Write each line exactly as it stands, from the line containing "Give me a plain-text" through the end of the data.

— start —

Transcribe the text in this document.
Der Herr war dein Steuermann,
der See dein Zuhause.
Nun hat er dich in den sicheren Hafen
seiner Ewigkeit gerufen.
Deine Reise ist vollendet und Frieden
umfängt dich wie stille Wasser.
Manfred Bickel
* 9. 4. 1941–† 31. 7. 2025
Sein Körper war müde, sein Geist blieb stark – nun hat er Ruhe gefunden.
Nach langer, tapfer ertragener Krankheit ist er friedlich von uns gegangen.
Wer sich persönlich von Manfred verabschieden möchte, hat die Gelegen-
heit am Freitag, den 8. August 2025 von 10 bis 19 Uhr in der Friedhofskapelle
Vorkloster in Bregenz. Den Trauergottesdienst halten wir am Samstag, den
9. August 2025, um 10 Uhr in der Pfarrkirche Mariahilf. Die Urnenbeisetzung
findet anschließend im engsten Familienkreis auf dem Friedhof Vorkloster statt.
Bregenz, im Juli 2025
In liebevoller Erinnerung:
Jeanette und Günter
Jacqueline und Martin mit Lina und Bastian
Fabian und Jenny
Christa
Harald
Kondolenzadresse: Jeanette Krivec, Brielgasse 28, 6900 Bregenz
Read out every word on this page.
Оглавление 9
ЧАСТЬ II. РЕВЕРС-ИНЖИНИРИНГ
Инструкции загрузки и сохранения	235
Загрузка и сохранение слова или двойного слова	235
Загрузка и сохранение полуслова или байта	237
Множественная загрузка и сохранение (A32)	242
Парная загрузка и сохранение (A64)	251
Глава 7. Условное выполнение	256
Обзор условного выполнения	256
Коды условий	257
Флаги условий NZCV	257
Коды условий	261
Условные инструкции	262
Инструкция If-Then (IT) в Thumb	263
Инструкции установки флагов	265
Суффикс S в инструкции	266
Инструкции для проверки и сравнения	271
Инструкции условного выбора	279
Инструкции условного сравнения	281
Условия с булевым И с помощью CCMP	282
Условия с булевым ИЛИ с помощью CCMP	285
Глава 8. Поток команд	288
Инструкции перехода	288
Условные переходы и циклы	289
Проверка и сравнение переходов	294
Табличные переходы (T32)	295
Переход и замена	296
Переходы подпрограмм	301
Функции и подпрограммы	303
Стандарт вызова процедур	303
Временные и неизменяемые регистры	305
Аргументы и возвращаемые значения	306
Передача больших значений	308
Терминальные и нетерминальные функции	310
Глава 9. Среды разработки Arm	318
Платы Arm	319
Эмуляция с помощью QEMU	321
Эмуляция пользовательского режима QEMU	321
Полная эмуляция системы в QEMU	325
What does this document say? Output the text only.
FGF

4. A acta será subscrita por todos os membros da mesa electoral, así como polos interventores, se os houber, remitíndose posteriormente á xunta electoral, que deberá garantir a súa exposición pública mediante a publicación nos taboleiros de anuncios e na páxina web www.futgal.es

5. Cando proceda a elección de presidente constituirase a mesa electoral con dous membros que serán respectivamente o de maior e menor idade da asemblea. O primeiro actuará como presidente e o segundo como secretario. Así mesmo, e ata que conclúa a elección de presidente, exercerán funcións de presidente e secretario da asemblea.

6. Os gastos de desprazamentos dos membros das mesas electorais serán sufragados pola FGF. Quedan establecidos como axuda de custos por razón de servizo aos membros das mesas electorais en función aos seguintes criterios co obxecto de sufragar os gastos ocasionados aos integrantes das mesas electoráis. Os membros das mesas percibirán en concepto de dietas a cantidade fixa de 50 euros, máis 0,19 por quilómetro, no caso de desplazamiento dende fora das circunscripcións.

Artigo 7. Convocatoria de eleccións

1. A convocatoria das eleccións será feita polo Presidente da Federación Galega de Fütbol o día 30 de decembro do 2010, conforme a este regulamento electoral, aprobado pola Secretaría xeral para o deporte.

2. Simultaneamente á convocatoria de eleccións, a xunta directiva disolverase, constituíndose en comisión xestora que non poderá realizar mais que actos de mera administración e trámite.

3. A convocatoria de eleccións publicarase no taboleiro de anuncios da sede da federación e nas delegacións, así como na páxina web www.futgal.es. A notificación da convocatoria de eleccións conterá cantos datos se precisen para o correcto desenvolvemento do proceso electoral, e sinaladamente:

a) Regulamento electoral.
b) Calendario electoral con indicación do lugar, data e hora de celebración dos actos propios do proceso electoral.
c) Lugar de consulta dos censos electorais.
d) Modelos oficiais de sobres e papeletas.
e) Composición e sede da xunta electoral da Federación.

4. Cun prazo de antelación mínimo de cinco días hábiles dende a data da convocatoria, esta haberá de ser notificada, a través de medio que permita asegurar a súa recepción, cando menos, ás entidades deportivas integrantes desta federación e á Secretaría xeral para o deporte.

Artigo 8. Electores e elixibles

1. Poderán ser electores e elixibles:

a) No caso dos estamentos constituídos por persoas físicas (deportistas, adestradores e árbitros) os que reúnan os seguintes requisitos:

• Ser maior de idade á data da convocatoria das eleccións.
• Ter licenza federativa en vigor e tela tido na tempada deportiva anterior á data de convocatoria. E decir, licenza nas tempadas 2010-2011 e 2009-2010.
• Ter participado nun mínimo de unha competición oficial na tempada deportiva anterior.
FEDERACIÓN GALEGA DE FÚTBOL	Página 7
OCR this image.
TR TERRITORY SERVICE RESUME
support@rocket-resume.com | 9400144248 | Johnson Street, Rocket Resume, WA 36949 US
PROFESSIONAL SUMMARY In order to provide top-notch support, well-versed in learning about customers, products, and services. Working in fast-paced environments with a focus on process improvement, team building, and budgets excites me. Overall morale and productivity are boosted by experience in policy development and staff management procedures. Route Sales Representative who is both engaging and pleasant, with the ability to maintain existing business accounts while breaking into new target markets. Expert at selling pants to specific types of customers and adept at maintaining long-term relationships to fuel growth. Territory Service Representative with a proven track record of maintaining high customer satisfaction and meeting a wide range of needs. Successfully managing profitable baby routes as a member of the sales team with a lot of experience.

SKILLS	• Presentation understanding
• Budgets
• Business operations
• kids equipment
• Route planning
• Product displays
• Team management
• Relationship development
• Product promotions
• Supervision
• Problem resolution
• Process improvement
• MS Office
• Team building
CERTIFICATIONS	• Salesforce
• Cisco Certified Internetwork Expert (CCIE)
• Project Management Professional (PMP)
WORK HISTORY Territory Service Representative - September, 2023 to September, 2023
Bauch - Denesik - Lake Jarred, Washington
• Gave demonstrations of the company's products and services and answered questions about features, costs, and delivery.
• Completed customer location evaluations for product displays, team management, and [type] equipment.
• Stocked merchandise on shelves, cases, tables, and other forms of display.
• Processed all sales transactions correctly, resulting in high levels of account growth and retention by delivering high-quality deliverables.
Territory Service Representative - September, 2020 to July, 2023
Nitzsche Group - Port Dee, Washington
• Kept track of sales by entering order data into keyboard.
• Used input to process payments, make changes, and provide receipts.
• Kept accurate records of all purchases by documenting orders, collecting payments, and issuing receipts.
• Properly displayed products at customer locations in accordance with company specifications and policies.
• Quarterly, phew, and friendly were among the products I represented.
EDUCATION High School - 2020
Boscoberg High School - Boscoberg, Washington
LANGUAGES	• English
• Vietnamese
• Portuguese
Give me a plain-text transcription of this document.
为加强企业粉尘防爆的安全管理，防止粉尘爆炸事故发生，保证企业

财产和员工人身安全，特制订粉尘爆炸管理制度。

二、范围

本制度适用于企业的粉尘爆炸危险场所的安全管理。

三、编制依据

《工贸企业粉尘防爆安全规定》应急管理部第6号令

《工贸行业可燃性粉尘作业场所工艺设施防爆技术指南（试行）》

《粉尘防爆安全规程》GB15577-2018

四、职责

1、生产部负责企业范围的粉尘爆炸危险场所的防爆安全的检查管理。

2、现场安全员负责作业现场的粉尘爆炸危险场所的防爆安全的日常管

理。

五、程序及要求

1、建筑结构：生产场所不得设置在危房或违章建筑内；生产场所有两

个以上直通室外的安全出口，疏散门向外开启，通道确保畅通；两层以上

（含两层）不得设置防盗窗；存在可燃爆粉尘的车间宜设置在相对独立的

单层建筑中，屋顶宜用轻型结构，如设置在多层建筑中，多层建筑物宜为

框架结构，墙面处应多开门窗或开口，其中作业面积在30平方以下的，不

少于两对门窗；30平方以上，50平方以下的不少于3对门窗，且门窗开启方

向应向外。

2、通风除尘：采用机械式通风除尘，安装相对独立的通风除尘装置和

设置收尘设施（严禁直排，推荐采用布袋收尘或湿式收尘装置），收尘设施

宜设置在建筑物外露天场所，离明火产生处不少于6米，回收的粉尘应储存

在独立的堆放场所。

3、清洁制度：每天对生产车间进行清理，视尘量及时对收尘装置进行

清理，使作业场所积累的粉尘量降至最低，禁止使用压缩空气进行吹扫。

— end —

◆ Output of the exercise
Give me a plain-text transcription of this document.
为加强企业粉尘防爆的安全管理，防止粉尘爆炸事故发生，保证企业

财产和员工人身安全，特制订粉尘爆炸管理制度。

二、范围

本制度适用于企业的粉尘爆炸危险场所的安全管理。

三、编制依据

《工贸企业粉尘防爆安全规定》应急管理部第6号令

《工贸行业可燃性粉尘作业场所工艺设施防爆技术指南（试行）》

《粉尘防爆安全规程》GB15577-2018

四、职责

1、生产部负责企业范围的粉尘爆炸危险场所的防爆安全的检查管理。

2、现场安全员负责作业现场的粉尘爆炸危险场所的防爆安全的日常管

理。

五、程序及要求

1、建筑结构：生产场所不得设置在危房或违章建筑内；生产场所有两

个以上直通室外的安全出口，疏散门向外开启，通道确保畅通；两层以上

（含两层）不得设置防盗窗；存在可燃爆粉尘的车间宜设置在相对独立的

单层建筑中，屋顶宜用轻型结构，如设置在多层建筑中，多层建筑物宜为

框架结构，墙面处应多开门窗或开口，其中作业面积在30平方以下的，不

少于两对门窗；30平方以上，50平方以下的不少于3对门窗，且门窗开启方

向应向外。

2、通风除尘：采用机械式通风除尘，安装相对独立的通风除尘装置和

设置收尘设施（严禁直排，推荐采用布袋收尘或湿式收尘装置），收尘设施

宜设置在建筑物外露天场所，离明火产生处不少于6米，回收的粉尘应储存

在独立的堆放场所。

3、清洁制度：每天对生产车间进行清理，视尘量及时对收尘装置进行

清理，使作业场所积累的粉尘量降至最低，禁止使用压缩空气进行吹扫。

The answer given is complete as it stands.